= Instruction =
Rewrite every line of the entries below as a Markdown table with the columns "Row" and "Entry line", numbering the rows in order and leaving out any blank lines.

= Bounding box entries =
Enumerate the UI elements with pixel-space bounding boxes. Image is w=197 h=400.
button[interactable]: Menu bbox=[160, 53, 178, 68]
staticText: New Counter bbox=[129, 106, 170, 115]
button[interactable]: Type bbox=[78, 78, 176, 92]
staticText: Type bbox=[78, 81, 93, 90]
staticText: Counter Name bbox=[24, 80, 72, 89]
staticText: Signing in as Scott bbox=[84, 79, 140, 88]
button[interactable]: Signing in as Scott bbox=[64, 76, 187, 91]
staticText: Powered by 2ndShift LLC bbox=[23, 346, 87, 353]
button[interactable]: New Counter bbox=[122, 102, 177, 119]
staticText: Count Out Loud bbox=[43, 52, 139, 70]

= Correct response =
| Row | Entry line |
|---|---|
| 1 | Enumerate the UI elements with pixel-space bounding boxes. Image is w=197 h=400. |
| 2 | button[interactable]: Menu bbox=[160, 53, 178, 68] |
| 3 | staticText: New Counter bbox=[129, 106, 170, 115] |
| 4 | button[interactable]: Type bbox=[78, 78, 176, 92] |
| 5 | staticText: Type bbox=[78, 81, 93, 90] |
| 6 | staticText: Counter Name bbox=[24, 80, 72, 89] |
| 7 | staticText: Signing in as Scott bbox=[84, 79, 140, 88] |
| 8 | button[interactable]: Signing in as Scott bbox=[64, 76, 187, 91] |
| 9 | staticText: Powered by 2ndShift LLC bbox=[23, 346, 87, 353] |
| 10 | button[interactable]: New Counter bbox=[122, 102, 177, 119] |
| 11 | staticText: Count Out Loud bbox=[43, 52, 139, 70] |